[Records from a collection]
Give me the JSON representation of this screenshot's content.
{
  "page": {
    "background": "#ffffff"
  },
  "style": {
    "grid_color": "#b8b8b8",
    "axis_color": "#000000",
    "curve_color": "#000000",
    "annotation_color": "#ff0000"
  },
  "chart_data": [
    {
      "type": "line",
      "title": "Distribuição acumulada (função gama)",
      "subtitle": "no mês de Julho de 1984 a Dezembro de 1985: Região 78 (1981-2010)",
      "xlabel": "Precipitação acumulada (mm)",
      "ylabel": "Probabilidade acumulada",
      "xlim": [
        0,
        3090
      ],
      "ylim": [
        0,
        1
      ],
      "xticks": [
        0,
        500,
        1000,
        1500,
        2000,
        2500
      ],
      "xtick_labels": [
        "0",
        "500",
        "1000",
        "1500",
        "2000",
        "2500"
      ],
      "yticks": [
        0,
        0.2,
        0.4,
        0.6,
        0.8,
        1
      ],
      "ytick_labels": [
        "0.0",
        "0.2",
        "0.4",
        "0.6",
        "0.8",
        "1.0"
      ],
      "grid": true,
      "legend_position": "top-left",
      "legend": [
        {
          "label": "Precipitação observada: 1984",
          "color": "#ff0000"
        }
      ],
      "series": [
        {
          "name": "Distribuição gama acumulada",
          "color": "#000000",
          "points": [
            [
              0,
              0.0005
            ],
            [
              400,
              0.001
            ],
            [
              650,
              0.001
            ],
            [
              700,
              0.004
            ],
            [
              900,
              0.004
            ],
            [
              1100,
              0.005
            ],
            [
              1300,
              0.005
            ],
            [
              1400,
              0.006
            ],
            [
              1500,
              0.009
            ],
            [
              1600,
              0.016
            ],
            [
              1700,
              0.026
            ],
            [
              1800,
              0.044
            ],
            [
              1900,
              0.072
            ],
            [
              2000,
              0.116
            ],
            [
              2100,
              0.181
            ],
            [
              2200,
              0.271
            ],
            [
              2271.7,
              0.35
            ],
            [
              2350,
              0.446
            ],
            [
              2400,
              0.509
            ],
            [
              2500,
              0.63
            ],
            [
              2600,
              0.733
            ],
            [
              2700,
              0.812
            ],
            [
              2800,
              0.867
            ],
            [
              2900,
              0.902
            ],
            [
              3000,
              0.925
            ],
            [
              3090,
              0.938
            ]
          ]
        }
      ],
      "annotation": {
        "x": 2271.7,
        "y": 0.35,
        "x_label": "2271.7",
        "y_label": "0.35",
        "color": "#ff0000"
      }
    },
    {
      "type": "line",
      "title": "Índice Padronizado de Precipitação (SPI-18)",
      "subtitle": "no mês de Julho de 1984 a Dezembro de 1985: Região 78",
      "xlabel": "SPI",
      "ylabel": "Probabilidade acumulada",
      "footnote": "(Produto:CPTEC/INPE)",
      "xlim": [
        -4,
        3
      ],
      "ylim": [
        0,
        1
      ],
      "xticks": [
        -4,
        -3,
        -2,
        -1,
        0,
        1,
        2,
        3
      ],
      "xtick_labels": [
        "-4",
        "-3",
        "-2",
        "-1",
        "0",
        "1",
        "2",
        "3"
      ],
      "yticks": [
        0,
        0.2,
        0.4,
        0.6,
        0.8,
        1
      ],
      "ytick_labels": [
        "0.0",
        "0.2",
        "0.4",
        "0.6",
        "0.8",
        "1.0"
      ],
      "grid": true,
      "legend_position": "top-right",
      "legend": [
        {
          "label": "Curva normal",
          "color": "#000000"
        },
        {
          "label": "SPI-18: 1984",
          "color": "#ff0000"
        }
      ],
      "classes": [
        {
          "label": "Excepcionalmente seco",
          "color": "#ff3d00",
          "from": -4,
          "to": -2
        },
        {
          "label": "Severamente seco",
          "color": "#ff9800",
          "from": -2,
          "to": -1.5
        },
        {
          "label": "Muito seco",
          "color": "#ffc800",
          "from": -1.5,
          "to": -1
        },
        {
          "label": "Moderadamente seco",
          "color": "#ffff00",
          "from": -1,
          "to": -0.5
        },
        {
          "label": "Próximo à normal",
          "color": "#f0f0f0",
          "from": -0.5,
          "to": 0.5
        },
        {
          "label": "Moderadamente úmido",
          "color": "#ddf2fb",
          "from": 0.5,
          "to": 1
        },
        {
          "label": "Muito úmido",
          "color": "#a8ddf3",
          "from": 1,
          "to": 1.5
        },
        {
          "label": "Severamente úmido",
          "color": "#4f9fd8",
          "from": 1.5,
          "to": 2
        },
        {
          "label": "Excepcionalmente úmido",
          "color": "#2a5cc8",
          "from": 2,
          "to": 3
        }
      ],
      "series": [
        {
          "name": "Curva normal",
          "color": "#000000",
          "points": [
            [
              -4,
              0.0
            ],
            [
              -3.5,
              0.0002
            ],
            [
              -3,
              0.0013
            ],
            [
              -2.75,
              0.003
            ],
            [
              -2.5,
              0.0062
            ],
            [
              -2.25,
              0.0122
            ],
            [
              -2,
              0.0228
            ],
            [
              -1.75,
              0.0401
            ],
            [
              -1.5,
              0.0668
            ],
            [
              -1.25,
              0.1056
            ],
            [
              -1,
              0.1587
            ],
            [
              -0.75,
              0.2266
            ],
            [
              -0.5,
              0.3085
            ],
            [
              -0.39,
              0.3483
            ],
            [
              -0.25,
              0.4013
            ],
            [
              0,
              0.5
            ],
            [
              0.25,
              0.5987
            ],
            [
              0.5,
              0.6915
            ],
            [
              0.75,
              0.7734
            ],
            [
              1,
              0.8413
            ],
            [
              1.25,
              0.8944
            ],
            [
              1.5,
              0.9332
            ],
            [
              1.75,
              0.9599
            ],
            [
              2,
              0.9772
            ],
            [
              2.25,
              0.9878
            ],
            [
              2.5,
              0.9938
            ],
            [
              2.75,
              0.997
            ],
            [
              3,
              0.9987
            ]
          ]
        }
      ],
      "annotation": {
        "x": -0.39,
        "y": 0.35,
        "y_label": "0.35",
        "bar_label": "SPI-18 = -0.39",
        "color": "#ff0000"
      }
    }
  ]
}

- _EXERCISE DETAILS_
Above are several records. Count the lines among them that contain "Região" and give only the total.

- _FINISHED EXERCISE_
2